----- Data lines
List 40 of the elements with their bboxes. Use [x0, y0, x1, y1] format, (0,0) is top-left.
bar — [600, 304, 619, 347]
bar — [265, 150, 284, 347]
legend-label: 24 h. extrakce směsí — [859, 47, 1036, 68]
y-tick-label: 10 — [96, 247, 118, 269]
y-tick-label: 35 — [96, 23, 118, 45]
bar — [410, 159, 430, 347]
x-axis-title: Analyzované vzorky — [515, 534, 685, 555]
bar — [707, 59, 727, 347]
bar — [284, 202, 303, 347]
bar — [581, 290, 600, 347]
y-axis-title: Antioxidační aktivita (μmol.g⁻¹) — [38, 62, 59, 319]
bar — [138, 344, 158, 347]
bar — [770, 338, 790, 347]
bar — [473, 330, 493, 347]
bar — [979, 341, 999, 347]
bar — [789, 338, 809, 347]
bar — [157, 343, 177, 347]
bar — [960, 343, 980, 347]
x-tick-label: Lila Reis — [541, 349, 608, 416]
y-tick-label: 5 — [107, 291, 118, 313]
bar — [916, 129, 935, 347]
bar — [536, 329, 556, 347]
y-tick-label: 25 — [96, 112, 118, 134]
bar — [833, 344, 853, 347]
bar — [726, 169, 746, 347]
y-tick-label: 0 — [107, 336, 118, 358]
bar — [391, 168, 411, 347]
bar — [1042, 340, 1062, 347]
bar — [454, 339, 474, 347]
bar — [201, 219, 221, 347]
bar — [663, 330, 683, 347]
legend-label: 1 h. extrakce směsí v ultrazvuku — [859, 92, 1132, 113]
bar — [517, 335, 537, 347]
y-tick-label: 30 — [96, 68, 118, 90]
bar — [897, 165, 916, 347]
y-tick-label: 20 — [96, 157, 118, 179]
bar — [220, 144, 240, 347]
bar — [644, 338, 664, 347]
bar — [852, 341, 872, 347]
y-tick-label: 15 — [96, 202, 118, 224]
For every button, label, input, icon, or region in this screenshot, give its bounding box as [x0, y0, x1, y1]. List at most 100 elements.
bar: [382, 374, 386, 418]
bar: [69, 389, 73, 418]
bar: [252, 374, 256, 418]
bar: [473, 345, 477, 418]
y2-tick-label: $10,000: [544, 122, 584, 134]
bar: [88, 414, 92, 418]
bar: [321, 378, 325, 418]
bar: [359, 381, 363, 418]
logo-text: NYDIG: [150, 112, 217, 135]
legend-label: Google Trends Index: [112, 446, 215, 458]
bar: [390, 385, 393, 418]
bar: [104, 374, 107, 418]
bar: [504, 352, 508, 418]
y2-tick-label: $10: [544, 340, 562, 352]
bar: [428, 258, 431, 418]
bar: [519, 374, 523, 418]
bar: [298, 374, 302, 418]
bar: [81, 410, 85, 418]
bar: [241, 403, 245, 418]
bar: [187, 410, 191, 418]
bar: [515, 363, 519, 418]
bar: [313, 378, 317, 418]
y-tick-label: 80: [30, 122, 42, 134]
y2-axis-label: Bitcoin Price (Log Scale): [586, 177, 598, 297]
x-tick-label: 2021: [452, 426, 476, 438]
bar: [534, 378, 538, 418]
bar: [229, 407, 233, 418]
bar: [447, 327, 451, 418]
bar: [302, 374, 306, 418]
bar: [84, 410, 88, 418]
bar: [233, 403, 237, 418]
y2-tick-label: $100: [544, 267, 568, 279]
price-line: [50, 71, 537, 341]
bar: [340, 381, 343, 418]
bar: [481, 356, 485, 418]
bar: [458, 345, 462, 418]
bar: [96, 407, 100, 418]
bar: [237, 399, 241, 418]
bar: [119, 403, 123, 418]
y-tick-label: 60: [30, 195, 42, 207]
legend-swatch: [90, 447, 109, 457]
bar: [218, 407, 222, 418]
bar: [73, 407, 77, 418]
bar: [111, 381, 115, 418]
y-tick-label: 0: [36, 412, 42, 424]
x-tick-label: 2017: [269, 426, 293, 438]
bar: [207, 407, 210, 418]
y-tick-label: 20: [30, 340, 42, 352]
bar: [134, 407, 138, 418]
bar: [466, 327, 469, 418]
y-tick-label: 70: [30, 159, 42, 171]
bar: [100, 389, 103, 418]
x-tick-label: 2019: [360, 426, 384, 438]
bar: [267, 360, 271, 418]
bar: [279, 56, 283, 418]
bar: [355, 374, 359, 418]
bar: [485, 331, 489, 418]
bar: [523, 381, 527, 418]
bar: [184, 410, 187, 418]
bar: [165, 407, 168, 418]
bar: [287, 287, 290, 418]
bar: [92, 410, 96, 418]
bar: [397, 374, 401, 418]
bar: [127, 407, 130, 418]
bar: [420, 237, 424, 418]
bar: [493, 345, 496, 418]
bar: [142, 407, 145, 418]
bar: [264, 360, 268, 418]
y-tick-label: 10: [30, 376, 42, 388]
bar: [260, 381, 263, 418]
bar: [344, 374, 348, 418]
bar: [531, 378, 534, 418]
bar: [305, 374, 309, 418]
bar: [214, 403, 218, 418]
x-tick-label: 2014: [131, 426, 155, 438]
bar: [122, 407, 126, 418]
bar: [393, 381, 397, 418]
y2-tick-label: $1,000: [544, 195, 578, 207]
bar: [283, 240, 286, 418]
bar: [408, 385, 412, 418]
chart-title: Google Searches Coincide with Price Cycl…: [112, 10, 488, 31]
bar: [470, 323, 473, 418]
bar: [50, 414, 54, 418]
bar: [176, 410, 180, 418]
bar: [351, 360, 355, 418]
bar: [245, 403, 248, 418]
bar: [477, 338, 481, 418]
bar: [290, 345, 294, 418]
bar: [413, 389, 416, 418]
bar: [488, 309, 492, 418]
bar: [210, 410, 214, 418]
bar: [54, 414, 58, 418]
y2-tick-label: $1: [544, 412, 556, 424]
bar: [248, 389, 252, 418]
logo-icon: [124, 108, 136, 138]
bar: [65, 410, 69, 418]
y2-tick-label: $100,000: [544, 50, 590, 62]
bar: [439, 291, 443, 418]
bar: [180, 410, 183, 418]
----------
- [Task statement]
Express every line of the data above as a JSON list of strings, one string per line, leaving out blank lines.

- [In response]
[
  "List 40 of the elements with their bboxes. Use [x0, y0, x1, y1] format, (0,0) is top-left.",
  "bar — [600, 304, 619, 347]",
  "bar — [265, 150, 284, 347]",
  "legend-label: 24 h. extrakce směsí — [859, 47, 1036, 68]",
  "y-tick-label: 10 — [96, 247, 118, 269]",
  "y-tick-label: 35 — [96, 23, 118, 45]",
  "bar — [410, 159, 430, 347]",
  "x-axis-title: Analyzované vzorky — [515, 534, 685, 555]",
  "bar — [707, 59, 727, 347]",
  "bar — [284, 202, 303, 347]",
  "bar — [581, 290, 600, 347]",
  "y-axis-title: Antioxidační aktivita (μmol.g⁻¹) — [38, 62, 59, 319]",
  "bar — [138, 344, 158, 347]",
  "bar — [770, 338, 790, 347]",
  "bar — [473, 330, 493, 347]",
  "bar — [979, 341, 999, 347]",
  "bar — [789, 338, 809, 347]",
  "bar — [157, 343, 177, 347]",
  "bar — [960, 343, 980, 347]",
  "x-tick-label: Lila Reis — [541, 349, 608, 416]",
  "y-tick-label: 5 — [107, 291, 118, 313]",
  "bar — [916, 129, 935, 347]",
  "bar — [536, 329, 556, 347]",
  "y-tick-label: 25 — [96, 112, 118, 134]",
  "bar — [833, 344, 853, 347]",
  "bar — [726, 169, 746, 347]",
  "y-tick-label: 0 — [107, 336, 118, 358]",
  "bar — [391, 168, 411, 347]",
  "bar — [1042, 340, 1062, 347]",
  "bar — [454, 339, 474, 347]",
  "bar — [201, 219, 221, 347]",
  "bar — [663, 330, 683, 347]",
  "legend-label: 1 h. extrakce směsí v ultrazvuku — [859, 92, 1132, 113]",
  "bar — [517, 335, 537, 347]",
  "y-tick-label: 30 — [96, 68, 118, 90]",
  "bar — [897, 165, 916, 347]",
  "y-tick-label: 20 — [96, 157, 118, 179]",
  "bar — [220, 144, 240, 347]",
  "bar — [644, 338, 664, 347]",
  "bar — [852, 341, 872, 347]",
  "y-tick-label: 15 — [96, 202, 118, 224]",
  "For every button, label, input, icon, or region in this screenshot, give its bounding box as [x0, y0, x1, y1]. List at most 100 elements.",
  "bar: [382, 374, 386, 418]",
  "bar: [69, 389, 73, 418]",
  "bar: [252, 374, 256, 418]",
  "bar: [473, 345, 477, 418]",
  "y2-tick-label: $10,000: [544, 122, 584, 134]",
  "bar: [88, 414, 92, 418]",
  "bar: [321, 378, 325, 418]",
  "bar: [359, 381, 363, 418]",
  "logo-text: NYDIG: [150, 112, 217, 135]",
  "legend-label: Google Trends Index: [112, 446, 215, 458]",
  "bar: [390, 385, 393, 418]",
  "bar: [104, 374, 107, 418]",
  "bar: [504, 352, 508, 418]",
  "y2-tick-label: $10: [544, 340, 562, 352]",
  "bar: [428, 258, 431, 418]",
  "bar: [519, 374, 523, 418]",
  "bar: [298, 374, 302, 418]",
  "bar: [81, 410, 85, 418]",
  "bar: [241, 403, 245, 418]",
  "bar: [187, 410, 191, 418]",
  "bar: [515, 363, 519, 418]",
  "bar: [313, 378, 317, 418]",
  "y-tick-label: 80: [30, 122, 42, 134]",
  "y2-axis-label: Bitcoin Price (Log Scale): [586, 177, 598, 297]",
  "x-tick-label: 2021: [452, 426, 476, 438]",
  "bar: [534, 378, 538, 418]",
  "bar: [229, 407, 233, 418]",
  "bar: [447, 327, 451, 418]",
  "bar: [302, 374, 306, 418]",
  "bar: [84, 410, 88, 418]",
  "bar: [233, 403, 237, 418]",
  "y2-tick-label: $100: [544, 267, 568, 279]",
  "price-line: [50, 71, 537, 341]",
  "bar: [340, 381, 343, 418]",
  "bar: [481, 356, 485, 418]",
  "bar: [458, 345, 462, 418]",
  "bar: [96, 407, 100, 418]",
  "bar: [237, 399, 241, 418]",
  "bar: [119, 403, 123, 418]",
  "y-tick-label: 60: [30, 195, 42, 207]",
  "legend-swatch: [90, 447, 109, 457]",
  "bar: [218, 407, 222, 418]",
  "bar: [73, 407, 77, 418]",
  "bar: [111, 381, 115, 418]",
  "y-tick-label: 0: [36, 412, 42, 424]",
  "x-tick-label: 2017: [269, 426, 293, 438]",
  "bar: [207, 407, 210, 418]",
  "y-tick-label: 20: [30, 340, 42, 352]",
  "bar: [134, 407, 138, 418]",
  "bar: [466, 327, 469, 418]",
  "y-tick-label: 70: [30, 159, 42, 171]",
  "bar: [100, 389, 103, 418]",
  "x-tick-label: 2019: [360, 426, 384, 438]",
  "bar: [267, 360, 271, 418]",
  "bar: [279, 56, 283, 418]",
  "bar: [355, 374, 359, 418]",
  "bar: [485, 331, 489, 418]",
  "bar: [523, 381, 527, 418]",
  "bar: [184, 410, 187, 418]",
  "bar: [165, 407, 168, 418]",
  "bar: [287, 287, 290, 418]",
  "bar: [92, 410, 96, 418]",
  "bar: [397, 374, 401, 418]",
  "bar: [127, 407, 130, 418]",
  "bar: [420, 237, 424, 418]",
  "bar: [493, 345, 496, 418]",
  "bar: [142, 407, 145, 418]",
  "bar: [264, 360, 268, 418]",
  "y-tick-label: 10: [30, 376, 42, 388]",
  "bar: [260, 381, 263, 418]",
  "bar: [344, 374, 348, 418]",
  "bar: [531, 378, 534, 418]",
  "bar: [305, 374, 309, 418]",
  "bar: [214, 403, 218, 418]",
  "x-tick-label: 2014: [131, 426, 155, 438]",
  "bar: [122, 407, 126, 418]",
  "bar: [393, 381, 397, 418]",
  "y2-tick-label: $1,000: [544, 195, 578, 207]",
  "bar: [283, 240, 286, 418]",
  "bar: [408, 385, 412, 418]",
  "chart-title: Google Searches Coincide with Price Cycl…: [112, 10, 488, 31]",
  "bar: [470, 323, 473, 418]",
  "bar: [50, 414, 54, 418]",
  "bar: [176, 410, 180, 418]",
  "bar: [351, 360, 355, 418]",
  "bar: [245, 403, 248, 418]",
  "bar: [477, 338, 481, 418]",
  "bar: [290, 345, 294, 418]",
  "bar: [413, 389, 416, 418]",
  "bar: [488, 309, 492, 418]",
  "bar: [210, 410, 214, 418]",
  "bar: [54, 414, 58, 418]",
  "y2-tick-label: $1: [544, 412, 556, 424]",
  "bar: [248, 389, 252, 418]",
  "logo-icon: [124, 108, 136, 138]",
  "bar: [65, 410, 69, 418]",
  "y2-tick-label: $100,000: [544, 50, 590, 62]",
  "bar: [439, 291, 443, 418]",
  "bar: [180, 410, 183, 418]"
]